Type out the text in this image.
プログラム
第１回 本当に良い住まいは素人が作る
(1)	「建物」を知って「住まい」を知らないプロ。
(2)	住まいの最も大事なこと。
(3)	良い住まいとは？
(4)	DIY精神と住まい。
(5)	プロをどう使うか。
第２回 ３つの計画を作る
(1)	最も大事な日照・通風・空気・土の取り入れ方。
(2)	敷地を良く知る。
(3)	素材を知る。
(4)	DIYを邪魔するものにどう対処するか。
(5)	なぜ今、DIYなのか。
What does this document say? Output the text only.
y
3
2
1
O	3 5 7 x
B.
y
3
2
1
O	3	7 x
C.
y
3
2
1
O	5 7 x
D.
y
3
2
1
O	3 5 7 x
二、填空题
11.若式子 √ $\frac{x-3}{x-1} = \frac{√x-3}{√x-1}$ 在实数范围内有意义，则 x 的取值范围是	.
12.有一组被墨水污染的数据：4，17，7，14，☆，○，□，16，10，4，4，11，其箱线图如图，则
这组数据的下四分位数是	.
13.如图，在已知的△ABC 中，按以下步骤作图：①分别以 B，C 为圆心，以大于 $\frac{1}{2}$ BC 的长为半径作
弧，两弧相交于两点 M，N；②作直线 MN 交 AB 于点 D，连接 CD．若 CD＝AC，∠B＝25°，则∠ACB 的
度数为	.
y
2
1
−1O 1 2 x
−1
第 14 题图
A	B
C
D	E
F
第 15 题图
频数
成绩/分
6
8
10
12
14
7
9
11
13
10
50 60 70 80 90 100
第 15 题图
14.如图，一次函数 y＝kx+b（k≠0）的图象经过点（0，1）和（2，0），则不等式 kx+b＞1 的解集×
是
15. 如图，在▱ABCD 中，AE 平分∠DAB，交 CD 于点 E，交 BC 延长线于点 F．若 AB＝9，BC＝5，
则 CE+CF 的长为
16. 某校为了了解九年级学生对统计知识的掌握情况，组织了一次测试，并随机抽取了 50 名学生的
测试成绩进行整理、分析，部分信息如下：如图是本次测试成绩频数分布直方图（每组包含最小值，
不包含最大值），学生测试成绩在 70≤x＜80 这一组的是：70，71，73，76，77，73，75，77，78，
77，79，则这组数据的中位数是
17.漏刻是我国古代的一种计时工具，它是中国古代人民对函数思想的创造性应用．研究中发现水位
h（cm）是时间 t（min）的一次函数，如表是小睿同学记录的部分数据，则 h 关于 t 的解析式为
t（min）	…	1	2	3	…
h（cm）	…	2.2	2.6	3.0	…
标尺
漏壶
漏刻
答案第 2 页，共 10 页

☆ ☆ ☆

Return each line of the records above exactly as it reads.

_COMPLETE RESPONSE_.
Type out the text in this image.
プログラム
第１回 本当に良い住まいは素人が作る
(1)	「建物」を知って「住まい」を知らないプロ。
(2)	住まいの最も大事なこと。
(3)	良い住まいとは？
(4)	DIY精神と住まい。
(5)	プロをどう使うか。
第２回 ３つの計画を作る
(1)	最も大事な日照・通風・空気・土の取り入れ方。
(2)	敷地を良く知る。
(3)	素材を知る。
(4)	DIYを邪魔するものにどう対処するか。
(5)	なぜ今、DIYなのか。
What does this document say? Output the text only.
y
3
2
1
O	3 5 7 x
B.
y
3
2
1
O	3	7 x
C.
y
3
2
1
O	5 7 x
D.
y
3
2
1
O	3 5 7 x
二、填空题
11.若式子 √ $\frac{x-3}{x-1} = \frac{√x-3}{√x-1}$ 在实数范围内有意义，则 x 的取值范围是	.
12.有一组被墨水污染的数据：4，17，7，14，☆，○，□，16，10，4，4，11，其箱线图如图，则
这组数据的下四分位数是	.
13.如图，在已知的△ABC 中，按以下步骤作图：①分别以 B，C 为圆心，以大于 $\frac{1}{2}$ BC 的长为半径作
弧，两弧相交于两点 M，N；②作直线 MN 交 AB 于点 D，连接 CD．若 CD＝AC，∠B＝25°，则∠ACB 的
度数为	.
y
2
1
−1O 1 2 x
−1
第 14 题图
A	B
C
D	E
F
第 15 题图
频数
成绩/分
6
8
10
12
14
7
9
11
13
10
50 60 70 80 90 100
第 15 题图
14.如图，一次函数 y＝kx+b（k≠0）的图象经过点（0，1）和（2，0），则不等式 kx+b＞1 的解集×
是
15. 如图，在▱ABCD 中，AE 平分∠DAB，交 CD 于点 E，交 BC 延长线于点 F．若 AB＝9，BC＝5，
则 CE+CF 的长为
16. 某校为了了解九年级学生对统计知识的掌握情况，组织了一次测试，并随机抽取了 50 名学生的
测试成绩进行整理、分析，部分信息如下：如图是本次测试成绩频数分布直方图（每组包含最小值，
不包含最大值），学生测试成绩在 70≤x＜80 这一组的是：70，71，73，76，77，73，75，77，78，
77，79，则这组数据的中位数是
17.漏刻是我国古代的一种计时工具，它是中国古代人民对函数思想的创造性应用．研究中发现水位
h（cm）是时间 t（min）的一次函数，如表是小睿同学记录的部分数据，则 h 关于 t 的解析式为
t（min）	…	1	2	3	…
h（cm）	…	2.2	2.6	3.0	…
标尺
漏壶
漏刻
答案第 2 页，共 10 页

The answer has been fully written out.